■ **WHAT IS REQUIRED**
Without the pictures, can you quote each line below exactly?

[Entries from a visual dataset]
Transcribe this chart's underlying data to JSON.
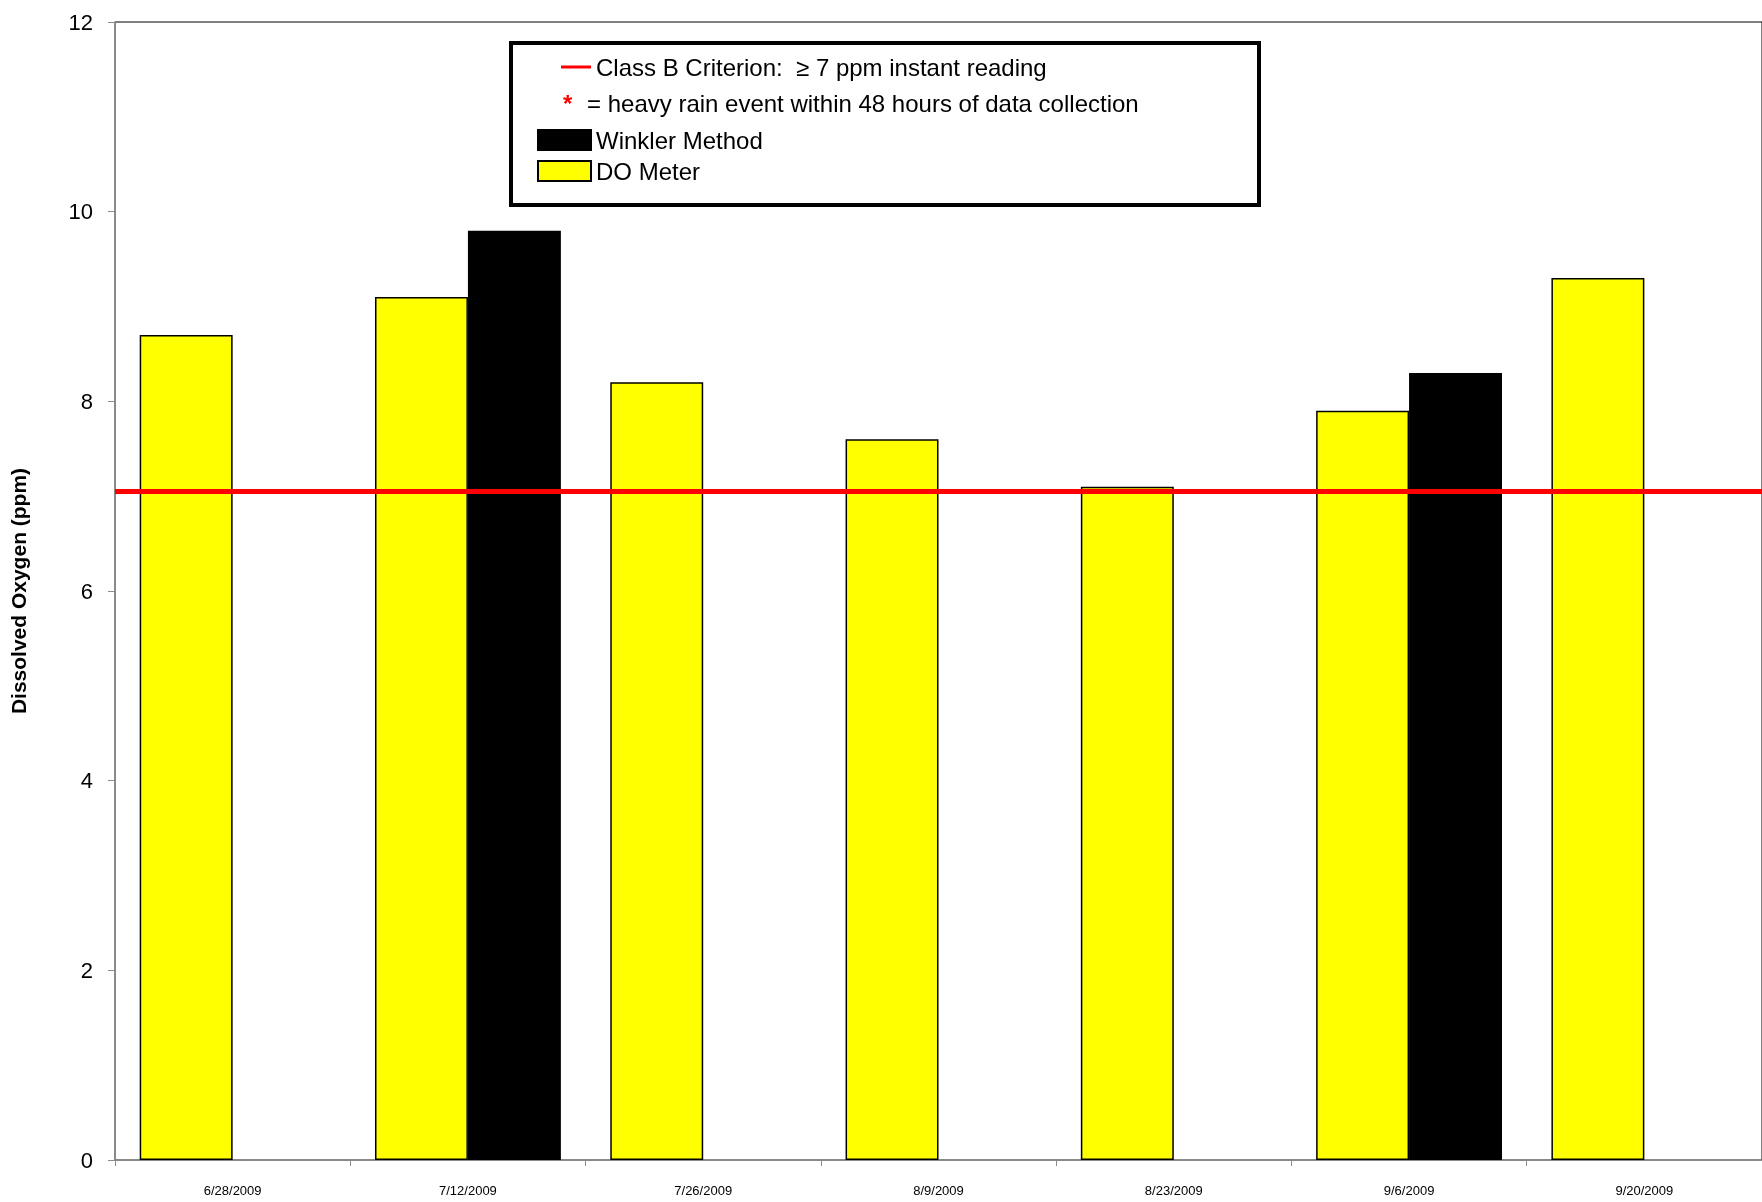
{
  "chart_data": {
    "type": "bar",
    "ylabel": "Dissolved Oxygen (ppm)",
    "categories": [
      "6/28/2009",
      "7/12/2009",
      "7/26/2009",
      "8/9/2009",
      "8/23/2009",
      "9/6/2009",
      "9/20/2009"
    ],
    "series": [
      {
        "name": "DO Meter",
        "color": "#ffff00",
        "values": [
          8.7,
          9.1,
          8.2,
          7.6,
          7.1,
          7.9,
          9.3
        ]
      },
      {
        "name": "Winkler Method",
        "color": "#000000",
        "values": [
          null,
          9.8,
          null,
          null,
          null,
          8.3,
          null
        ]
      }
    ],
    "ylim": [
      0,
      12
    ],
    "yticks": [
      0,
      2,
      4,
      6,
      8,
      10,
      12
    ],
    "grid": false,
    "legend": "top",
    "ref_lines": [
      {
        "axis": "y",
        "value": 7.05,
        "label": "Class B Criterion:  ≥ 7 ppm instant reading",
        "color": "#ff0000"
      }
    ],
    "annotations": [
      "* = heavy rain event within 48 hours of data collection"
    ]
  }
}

■ **EXERCISE SOLUTION**
Transcribe this chart's underlying data to JSON.
{
  "chart_data": {
    "type": "bar",
    "ylabel": "Dissolved Oxygen (ppm)",
    "categories": [
      "6/28/2009",
      "7/12/2009",
      "7/26/2009",
      "8/9/2009",
      "8/23/2009",
      "9/6/2009",
      "9/20/2009"
    ],
    "series": [
      {
        "name": "DO Meter",
        "color": "#ffff00",
        "values": [
          8.7,
          9.1,
          8.2,
          7.6,
          7.1,
          7.9,
          9.3
        ]
      },
      {
        "name": "Winkler Method",
        "color": "#000000",
        "values": [
          null,
          9.8,
          null,
          null,
          null,
          8.3,
          null
        ]
      }
    ],
    "ylim": [
      0,
      12
    ],
    "yticks": [
      0,
      2,
      4,
      6,
      8,
      10,
      12
    ],
    "grid": false,
    "legend": "top",
    "ref_lines": [
      {
        "axis": "y",
        "value": 7.05,
        "label": "Class B Criterion:  ≥ 7 ppm instant reading",
        "color": "#ff0000"
      }
    ],
    "annotations": [
      "* = heavy rain event within 48 hours of data collection"
    ]
  }
}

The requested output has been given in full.